----- Records to process
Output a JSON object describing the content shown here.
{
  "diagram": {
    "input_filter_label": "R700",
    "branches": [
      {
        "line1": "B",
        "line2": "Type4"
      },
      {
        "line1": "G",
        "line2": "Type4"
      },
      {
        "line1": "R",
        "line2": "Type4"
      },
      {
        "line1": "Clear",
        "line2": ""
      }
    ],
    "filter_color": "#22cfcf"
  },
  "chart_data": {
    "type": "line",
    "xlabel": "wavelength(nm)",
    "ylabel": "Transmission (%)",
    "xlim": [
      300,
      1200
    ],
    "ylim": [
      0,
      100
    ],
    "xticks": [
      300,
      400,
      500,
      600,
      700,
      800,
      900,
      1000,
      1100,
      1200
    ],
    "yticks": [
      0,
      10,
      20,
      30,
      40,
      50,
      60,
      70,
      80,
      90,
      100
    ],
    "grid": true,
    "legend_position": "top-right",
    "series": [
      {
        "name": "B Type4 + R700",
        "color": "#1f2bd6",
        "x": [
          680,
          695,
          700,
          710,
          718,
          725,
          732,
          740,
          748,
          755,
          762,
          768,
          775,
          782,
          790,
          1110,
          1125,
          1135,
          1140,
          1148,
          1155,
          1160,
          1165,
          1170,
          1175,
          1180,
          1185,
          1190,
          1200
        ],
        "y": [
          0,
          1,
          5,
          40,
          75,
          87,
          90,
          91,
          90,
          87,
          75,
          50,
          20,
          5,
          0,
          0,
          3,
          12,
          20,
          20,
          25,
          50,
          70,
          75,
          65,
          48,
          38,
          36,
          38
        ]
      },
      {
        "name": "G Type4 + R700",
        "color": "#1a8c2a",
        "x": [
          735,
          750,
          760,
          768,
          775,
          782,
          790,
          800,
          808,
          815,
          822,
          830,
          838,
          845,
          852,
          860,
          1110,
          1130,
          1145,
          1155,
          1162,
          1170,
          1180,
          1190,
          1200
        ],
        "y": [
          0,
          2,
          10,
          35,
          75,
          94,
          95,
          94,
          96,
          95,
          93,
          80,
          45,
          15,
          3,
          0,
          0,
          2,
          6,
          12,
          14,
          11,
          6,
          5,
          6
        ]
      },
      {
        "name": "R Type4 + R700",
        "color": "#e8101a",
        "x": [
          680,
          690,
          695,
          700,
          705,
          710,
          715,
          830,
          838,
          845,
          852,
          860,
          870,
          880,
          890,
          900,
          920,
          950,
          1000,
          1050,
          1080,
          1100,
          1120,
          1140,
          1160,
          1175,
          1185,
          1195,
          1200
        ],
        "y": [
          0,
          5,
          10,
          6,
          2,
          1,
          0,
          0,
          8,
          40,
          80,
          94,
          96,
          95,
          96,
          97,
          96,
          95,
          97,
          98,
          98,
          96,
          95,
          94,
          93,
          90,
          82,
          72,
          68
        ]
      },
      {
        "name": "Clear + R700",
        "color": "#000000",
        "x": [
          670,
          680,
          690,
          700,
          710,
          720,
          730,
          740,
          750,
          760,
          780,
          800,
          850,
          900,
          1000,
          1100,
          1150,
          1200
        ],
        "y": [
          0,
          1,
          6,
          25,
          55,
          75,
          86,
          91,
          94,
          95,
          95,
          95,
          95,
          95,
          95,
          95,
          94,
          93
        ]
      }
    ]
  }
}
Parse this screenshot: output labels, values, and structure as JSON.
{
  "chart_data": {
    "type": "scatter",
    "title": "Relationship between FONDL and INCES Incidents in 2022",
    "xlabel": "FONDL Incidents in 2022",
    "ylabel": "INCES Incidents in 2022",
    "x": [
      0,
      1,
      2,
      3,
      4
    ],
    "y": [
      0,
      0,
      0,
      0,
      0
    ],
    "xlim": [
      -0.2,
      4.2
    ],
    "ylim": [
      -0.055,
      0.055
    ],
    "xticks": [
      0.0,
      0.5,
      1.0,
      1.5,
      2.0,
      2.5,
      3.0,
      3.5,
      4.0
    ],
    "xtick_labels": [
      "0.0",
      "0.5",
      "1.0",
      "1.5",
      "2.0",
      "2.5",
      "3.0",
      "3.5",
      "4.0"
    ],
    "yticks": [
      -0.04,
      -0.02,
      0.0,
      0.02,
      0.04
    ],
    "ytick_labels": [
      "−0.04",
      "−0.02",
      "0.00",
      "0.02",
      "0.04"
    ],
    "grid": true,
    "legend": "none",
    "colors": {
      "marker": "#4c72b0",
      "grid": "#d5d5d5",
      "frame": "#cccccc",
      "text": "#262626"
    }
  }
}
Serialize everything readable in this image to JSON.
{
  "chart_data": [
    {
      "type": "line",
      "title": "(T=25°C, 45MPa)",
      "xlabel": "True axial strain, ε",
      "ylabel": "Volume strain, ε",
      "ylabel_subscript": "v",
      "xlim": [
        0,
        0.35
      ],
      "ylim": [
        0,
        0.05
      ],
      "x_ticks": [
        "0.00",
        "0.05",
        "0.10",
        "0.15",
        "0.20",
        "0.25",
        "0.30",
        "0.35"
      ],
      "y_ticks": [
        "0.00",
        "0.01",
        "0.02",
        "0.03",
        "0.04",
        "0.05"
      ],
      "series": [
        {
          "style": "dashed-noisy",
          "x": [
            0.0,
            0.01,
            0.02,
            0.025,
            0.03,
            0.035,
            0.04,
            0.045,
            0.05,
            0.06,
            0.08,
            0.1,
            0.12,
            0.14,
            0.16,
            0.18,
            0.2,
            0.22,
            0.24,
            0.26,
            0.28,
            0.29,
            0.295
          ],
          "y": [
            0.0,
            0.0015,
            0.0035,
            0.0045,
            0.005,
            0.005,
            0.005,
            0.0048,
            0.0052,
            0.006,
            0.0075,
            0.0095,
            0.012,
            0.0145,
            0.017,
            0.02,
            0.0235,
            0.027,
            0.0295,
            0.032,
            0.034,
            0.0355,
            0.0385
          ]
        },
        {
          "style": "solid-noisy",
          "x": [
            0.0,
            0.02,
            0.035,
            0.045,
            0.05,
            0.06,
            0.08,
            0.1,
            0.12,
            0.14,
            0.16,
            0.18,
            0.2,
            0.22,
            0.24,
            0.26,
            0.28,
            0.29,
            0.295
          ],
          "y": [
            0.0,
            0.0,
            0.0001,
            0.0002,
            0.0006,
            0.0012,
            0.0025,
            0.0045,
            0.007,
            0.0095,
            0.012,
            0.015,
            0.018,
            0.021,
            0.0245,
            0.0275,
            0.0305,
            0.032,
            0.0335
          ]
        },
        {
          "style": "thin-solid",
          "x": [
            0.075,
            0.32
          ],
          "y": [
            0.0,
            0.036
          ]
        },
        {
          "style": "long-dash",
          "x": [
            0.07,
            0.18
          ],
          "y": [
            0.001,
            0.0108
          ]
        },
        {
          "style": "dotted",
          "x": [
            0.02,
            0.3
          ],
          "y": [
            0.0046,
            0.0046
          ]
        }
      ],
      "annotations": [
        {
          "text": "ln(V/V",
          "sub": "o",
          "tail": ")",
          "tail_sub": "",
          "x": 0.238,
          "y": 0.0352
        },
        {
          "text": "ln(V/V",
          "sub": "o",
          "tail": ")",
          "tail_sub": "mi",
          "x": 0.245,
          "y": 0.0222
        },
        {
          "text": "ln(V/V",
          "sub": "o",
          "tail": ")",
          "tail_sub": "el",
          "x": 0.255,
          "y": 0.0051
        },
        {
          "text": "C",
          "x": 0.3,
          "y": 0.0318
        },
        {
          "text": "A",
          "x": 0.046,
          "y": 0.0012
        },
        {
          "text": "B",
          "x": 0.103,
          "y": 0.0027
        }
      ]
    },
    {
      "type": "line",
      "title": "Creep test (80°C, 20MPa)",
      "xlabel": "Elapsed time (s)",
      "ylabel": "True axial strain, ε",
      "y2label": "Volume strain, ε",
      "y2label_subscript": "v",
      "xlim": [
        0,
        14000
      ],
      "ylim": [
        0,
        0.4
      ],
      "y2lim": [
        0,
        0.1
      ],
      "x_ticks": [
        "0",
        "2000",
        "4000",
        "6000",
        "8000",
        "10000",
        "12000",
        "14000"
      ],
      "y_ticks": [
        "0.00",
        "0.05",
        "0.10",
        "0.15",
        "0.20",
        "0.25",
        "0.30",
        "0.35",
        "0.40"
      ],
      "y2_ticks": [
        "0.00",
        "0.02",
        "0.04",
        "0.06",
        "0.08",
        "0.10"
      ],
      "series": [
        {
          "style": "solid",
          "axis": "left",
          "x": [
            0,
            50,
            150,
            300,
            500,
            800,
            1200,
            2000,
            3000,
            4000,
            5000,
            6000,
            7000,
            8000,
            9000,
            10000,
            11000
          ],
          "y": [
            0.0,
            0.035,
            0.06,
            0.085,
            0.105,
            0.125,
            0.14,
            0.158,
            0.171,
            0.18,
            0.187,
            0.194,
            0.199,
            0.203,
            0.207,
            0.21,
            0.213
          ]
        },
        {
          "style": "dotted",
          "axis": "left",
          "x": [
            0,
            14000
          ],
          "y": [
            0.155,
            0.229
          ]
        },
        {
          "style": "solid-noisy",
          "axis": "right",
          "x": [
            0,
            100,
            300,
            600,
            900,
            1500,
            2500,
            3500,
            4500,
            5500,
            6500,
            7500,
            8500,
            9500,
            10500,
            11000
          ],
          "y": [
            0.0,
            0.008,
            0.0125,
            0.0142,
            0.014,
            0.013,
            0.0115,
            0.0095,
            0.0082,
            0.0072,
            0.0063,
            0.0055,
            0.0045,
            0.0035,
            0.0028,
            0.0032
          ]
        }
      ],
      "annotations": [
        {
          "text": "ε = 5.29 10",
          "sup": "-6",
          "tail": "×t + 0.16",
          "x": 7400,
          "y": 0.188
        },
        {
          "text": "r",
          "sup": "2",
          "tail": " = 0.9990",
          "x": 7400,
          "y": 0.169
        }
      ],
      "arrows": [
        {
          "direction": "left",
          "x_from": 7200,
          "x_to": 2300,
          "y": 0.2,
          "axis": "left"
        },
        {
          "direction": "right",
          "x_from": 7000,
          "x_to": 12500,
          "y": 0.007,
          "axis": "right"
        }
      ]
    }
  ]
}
----------
» Your task: Compute the number of lines above that contain the string "name". Reply with that value only.

» Answer for the task: 4